[Records that describe figures]
┌────────
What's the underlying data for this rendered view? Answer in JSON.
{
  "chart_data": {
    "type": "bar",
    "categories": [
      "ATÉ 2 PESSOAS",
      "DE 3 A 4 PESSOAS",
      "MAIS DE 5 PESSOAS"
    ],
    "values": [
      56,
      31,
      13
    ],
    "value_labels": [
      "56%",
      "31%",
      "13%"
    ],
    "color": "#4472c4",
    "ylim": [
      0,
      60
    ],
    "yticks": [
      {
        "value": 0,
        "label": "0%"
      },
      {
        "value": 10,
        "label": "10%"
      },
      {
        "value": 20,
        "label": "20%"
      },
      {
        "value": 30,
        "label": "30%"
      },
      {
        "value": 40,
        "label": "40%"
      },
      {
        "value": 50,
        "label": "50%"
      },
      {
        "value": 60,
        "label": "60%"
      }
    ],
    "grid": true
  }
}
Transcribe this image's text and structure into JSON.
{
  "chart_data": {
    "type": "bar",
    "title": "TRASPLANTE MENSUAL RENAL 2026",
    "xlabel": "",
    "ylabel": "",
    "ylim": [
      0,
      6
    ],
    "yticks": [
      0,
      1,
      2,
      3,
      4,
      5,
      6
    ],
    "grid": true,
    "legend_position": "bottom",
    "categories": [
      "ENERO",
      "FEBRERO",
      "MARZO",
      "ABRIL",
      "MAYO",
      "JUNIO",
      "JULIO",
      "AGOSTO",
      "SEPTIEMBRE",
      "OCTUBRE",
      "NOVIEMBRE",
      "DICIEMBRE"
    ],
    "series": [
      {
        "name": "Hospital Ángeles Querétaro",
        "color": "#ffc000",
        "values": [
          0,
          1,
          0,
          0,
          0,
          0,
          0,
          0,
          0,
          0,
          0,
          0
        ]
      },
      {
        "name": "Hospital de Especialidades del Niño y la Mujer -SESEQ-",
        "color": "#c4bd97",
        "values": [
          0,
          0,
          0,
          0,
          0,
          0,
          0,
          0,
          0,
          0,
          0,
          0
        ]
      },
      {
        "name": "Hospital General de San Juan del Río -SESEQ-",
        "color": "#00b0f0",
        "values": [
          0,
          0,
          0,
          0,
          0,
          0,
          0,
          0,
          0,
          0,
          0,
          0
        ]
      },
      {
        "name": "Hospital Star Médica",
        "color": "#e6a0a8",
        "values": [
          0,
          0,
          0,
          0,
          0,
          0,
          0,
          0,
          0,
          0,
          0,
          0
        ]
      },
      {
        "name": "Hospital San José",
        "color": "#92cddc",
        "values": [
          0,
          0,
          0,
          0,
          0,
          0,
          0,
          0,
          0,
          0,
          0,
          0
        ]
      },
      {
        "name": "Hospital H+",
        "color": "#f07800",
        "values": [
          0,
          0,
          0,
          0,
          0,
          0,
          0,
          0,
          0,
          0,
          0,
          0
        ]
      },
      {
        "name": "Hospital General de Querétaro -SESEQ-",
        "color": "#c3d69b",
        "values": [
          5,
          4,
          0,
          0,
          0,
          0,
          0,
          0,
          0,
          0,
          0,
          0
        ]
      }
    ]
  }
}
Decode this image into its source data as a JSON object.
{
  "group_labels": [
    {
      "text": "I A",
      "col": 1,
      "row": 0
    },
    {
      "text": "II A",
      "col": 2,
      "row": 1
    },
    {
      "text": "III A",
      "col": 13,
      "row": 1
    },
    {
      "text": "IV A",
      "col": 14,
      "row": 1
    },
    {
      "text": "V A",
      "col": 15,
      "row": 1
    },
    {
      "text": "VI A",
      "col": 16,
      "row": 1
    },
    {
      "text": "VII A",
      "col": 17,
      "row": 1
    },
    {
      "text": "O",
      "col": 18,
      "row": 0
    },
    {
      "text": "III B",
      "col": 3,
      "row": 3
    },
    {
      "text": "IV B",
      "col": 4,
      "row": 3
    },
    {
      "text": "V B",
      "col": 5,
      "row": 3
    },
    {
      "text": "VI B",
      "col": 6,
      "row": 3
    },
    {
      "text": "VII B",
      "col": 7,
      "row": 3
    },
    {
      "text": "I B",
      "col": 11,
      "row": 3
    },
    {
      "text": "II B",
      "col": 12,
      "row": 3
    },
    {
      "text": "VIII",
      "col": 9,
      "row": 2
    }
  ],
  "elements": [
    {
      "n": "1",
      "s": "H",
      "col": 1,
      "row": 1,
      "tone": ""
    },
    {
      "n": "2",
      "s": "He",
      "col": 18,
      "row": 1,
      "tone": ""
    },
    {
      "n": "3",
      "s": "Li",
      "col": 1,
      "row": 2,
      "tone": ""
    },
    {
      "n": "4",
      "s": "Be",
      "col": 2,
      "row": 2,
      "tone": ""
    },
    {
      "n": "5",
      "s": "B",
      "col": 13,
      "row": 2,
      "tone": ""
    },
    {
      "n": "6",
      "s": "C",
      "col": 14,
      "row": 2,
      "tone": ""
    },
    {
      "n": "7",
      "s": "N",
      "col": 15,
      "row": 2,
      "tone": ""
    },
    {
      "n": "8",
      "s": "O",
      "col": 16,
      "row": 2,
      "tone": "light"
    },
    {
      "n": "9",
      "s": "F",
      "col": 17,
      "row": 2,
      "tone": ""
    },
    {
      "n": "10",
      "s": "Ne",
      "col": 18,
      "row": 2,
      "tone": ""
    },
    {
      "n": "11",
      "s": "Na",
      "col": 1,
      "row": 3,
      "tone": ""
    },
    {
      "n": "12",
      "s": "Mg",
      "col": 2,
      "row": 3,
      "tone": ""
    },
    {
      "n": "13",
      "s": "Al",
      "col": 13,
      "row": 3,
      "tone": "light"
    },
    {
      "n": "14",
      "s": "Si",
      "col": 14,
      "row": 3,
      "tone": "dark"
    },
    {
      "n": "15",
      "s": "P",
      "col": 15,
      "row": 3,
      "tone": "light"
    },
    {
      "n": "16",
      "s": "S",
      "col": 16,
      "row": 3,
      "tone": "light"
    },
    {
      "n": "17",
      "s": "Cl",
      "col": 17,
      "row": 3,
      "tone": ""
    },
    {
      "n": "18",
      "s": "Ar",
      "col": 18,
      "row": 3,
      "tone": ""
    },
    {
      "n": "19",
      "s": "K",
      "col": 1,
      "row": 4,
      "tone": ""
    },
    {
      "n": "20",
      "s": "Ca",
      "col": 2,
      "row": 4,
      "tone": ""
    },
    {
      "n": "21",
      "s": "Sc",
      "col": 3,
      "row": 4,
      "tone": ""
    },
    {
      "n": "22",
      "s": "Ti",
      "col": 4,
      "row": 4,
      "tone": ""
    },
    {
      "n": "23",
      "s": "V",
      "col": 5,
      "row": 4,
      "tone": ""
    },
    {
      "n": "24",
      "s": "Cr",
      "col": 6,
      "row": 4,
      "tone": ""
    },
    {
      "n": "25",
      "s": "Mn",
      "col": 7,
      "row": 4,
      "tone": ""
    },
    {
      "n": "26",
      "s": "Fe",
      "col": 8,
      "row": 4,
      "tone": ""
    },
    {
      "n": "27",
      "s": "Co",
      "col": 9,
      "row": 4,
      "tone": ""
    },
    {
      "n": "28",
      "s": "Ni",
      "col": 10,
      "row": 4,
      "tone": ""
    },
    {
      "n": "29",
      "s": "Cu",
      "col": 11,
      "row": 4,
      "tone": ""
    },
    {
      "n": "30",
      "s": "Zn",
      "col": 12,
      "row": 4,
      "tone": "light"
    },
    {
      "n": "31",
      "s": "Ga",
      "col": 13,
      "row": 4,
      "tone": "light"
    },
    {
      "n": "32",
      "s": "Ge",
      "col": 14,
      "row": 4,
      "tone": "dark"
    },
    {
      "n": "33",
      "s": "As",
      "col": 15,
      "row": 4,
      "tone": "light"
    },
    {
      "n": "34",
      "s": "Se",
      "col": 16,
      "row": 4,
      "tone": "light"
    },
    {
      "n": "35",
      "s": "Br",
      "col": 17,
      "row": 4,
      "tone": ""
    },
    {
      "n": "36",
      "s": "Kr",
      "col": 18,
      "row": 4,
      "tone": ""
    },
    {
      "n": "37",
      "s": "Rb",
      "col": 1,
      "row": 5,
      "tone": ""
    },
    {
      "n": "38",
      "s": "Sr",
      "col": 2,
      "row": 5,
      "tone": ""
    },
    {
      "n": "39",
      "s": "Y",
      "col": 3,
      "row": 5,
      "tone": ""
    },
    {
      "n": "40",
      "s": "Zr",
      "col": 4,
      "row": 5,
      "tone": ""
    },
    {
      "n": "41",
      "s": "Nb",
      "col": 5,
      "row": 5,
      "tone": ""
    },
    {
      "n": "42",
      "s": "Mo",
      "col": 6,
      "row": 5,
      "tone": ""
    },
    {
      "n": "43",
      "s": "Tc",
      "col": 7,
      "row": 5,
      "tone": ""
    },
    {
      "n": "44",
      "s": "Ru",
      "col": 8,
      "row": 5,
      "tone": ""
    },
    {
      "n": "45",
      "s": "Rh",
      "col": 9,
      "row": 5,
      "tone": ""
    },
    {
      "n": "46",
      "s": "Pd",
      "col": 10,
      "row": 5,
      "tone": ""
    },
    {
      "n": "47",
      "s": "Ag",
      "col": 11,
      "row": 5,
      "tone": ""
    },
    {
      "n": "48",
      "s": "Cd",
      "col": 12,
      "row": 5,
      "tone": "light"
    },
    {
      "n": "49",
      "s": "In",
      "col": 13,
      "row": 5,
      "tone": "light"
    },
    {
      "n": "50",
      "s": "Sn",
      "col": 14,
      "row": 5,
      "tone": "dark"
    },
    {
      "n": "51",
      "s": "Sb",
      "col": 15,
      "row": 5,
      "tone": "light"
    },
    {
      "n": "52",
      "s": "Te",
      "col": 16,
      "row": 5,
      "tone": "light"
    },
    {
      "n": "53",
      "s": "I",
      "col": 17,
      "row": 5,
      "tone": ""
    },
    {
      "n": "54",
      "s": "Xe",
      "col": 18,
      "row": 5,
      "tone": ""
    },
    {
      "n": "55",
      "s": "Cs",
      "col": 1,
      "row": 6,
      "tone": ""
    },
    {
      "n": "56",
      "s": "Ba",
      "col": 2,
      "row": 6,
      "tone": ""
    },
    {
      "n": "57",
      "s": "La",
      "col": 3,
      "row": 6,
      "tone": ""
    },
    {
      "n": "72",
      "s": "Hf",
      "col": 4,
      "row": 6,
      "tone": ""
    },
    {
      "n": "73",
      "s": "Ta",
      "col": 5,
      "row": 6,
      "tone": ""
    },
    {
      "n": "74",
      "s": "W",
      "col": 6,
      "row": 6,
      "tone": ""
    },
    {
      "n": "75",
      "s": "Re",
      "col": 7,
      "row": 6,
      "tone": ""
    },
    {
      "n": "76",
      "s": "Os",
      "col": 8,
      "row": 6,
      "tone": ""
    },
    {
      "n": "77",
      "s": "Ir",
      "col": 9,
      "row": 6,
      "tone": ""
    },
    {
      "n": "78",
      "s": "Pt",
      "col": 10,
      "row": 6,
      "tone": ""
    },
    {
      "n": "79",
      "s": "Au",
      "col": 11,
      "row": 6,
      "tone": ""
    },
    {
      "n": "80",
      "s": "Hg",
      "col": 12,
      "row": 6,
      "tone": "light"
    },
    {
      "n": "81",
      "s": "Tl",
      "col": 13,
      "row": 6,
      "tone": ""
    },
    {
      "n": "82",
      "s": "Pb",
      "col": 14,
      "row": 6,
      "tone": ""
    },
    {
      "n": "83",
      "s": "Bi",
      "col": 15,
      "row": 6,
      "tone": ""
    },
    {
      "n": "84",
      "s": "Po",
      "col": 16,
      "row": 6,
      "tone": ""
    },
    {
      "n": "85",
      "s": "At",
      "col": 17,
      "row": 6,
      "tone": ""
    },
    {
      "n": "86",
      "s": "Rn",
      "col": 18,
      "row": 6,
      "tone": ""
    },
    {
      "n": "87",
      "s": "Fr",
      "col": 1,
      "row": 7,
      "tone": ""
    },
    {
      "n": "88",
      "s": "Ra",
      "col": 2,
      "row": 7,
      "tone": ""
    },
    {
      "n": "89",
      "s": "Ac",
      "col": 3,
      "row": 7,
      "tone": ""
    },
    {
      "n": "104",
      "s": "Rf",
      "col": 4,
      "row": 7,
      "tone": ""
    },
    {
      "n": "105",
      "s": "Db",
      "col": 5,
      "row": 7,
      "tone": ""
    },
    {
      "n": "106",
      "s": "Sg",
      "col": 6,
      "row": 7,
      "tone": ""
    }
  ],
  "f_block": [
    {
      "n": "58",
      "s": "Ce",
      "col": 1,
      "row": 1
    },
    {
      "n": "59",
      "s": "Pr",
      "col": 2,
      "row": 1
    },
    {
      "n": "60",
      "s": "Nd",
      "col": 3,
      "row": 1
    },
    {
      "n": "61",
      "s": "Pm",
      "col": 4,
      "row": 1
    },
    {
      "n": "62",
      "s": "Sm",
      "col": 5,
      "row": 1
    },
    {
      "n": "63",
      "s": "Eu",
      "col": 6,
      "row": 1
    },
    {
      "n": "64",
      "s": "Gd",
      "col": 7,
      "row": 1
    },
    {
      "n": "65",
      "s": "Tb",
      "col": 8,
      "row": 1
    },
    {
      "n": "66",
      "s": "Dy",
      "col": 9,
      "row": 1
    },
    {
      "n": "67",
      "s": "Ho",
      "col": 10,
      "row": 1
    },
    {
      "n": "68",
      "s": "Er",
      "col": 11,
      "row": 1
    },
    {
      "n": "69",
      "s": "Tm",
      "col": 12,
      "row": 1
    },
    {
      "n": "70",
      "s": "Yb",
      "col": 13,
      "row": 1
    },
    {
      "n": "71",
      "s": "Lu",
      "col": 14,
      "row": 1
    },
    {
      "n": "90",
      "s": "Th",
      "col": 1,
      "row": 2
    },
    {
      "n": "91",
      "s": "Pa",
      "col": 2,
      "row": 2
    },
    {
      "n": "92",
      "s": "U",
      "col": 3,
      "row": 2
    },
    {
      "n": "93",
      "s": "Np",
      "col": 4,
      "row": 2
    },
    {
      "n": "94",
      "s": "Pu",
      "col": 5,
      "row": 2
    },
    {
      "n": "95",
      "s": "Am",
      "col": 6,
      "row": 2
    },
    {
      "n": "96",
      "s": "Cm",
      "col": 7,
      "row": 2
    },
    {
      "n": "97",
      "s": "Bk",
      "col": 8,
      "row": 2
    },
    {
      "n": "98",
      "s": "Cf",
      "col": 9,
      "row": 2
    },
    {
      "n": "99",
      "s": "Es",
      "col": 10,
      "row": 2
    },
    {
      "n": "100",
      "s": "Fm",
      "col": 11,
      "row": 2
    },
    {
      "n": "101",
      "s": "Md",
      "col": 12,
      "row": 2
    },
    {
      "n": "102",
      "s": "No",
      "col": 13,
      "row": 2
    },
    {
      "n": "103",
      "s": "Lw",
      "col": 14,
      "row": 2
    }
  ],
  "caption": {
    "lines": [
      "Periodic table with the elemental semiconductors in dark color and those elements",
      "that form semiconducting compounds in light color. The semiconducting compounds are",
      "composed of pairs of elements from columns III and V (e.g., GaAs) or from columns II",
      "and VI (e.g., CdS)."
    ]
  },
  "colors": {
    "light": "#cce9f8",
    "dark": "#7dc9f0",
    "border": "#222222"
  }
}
└────────
Brief: Every line above that contains the word "SESEQ" should be reported.

Final result:
        "name": "Hospital de Especialidades del Niño y la Mujer -SESEQ-",
        "name": "Hospital General de San Juan del Río -SESEQ-",
        "name": "Hospital General de Querétaro -SESEQ-",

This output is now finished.